Stored data
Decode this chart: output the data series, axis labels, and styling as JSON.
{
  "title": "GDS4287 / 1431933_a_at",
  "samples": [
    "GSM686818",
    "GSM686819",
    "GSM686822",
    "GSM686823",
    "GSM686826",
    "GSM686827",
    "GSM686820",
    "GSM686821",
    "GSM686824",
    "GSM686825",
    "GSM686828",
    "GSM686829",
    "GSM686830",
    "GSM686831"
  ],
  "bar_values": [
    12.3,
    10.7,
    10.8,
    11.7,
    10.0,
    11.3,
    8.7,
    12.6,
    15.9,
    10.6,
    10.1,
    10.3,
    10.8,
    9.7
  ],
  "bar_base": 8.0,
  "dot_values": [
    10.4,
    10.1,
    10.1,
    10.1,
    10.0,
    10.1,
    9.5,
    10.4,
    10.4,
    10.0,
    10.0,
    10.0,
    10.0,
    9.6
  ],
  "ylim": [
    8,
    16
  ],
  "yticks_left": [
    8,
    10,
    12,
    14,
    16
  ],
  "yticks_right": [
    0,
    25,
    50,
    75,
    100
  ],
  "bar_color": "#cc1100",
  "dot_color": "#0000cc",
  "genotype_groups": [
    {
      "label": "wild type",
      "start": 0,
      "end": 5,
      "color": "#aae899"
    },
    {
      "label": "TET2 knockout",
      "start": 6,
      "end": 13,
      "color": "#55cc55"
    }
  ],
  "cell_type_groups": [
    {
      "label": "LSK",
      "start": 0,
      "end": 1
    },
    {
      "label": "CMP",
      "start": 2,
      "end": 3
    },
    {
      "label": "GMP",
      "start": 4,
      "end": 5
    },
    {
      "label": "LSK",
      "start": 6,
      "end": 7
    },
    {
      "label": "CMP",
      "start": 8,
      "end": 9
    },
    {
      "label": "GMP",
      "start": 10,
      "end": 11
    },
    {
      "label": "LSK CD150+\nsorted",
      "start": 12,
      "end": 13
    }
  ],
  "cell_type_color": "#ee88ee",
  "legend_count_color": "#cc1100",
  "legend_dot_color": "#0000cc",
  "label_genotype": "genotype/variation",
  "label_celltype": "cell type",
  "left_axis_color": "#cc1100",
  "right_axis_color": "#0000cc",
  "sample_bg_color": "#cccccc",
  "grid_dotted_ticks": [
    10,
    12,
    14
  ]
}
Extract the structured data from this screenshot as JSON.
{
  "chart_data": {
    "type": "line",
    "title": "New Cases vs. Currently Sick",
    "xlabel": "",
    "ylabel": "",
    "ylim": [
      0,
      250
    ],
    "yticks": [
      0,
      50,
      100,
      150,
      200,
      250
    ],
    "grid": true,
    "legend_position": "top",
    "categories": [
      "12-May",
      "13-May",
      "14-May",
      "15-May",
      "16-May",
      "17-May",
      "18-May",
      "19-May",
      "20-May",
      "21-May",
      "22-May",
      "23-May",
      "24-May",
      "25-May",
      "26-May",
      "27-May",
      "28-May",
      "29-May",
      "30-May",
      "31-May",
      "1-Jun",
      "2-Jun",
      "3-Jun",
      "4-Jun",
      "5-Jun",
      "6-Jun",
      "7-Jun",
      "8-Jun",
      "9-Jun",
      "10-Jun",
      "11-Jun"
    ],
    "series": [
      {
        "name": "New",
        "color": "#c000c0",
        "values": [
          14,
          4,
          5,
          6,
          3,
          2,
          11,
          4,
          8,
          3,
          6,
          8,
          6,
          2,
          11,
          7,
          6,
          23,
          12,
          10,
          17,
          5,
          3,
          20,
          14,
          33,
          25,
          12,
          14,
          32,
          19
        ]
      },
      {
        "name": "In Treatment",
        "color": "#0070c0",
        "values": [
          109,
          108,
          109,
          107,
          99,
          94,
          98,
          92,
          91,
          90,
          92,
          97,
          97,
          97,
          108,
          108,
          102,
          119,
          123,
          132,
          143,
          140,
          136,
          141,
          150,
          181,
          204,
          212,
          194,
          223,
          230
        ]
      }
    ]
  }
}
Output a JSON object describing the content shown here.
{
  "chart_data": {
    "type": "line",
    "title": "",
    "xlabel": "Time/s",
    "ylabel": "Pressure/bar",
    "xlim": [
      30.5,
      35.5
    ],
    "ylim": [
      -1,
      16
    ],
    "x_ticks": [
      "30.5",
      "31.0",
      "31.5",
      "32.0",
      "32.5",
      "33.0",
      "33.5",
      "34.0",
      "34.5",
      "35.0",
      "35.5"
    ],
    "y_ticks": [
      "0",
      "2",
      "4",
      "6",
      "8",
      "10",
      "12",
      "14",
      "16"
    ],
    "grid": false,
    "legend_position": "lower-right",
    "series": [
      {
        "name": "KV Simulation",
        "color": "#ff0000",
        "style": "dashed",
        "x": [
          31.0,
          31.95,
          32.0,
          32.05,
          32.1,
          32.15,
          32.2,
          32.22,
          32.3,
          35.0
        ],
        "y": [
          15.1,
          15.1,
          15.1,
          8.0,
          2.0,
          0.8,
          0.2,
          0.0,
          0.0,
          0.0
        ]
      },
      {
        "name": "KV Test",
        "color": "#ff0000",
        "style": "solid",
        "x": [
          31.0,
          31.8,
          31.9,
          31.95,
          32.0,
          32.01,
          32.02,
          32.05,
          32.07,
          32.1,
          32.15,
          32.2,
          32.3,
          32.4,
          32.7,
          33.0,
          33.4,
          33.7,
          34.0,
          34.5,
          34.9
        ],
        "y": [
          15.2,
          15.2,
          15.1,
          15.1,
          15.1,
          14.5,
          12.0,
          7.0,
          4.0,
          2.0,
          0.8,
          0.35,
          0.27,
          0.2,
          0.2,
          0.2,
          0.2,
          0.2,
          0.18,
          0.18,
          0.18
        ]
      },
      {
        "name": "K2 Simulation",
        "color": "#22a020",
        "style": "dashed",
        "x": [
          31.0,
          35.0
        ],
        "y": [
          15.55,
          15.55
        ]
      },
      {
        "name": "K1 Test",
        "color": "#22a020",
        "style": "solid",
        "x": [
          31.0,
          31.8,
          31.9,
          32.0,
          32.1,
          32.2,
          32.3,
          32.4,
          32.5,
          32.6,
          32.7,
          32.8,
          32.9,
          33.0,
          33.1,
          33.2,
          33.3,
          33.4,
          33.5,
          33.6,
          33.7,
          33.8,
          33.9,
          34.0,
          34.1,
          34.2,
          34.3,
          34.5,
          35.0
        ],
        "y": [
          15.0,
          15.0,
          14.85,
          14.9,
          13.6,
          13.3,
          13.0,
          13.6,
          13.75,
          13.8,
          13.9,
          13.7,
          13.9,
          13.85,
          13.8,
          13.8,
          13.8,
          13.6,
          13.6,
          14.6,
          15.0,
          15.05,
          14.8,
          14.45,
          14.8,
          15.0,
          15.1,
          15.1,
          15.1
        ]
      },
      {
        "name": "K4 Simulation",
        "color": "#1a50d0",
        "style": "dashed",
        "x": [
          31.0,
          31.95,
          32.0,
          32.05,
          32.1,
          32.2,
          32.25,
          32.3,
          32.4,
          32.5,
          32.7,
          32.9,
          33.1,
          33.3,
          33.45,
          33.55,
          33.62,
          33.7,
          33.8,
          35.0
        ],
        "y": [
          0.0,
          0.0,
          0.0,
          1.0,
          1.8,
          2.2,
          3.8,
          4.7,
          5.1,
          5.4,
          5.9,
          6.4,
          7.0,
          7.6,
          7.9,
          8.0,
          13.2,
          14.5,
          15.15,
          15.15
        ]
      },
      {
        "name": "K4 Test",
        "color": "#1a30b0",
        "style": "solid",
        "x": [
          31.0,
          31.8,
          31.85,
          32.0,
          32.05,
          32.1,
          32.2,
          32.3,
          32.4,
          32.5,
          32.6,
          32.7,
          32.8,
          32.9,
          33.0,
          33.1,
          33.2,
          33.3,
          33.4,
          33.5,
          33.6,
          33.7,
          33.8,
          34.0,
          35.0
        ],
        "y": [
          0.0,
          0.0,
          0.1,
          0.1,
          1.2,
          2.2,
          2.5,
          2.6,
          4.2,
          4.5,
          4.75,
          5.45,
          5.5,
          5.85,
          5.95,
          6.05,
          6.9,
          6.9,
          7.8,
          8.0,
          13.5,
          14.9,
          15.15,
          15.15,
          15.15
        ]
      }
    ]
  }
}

THE EXERCISE: Looking at the records above, count the lines where the word "start" appears. State only the number.

OUTPUT BELOW: 9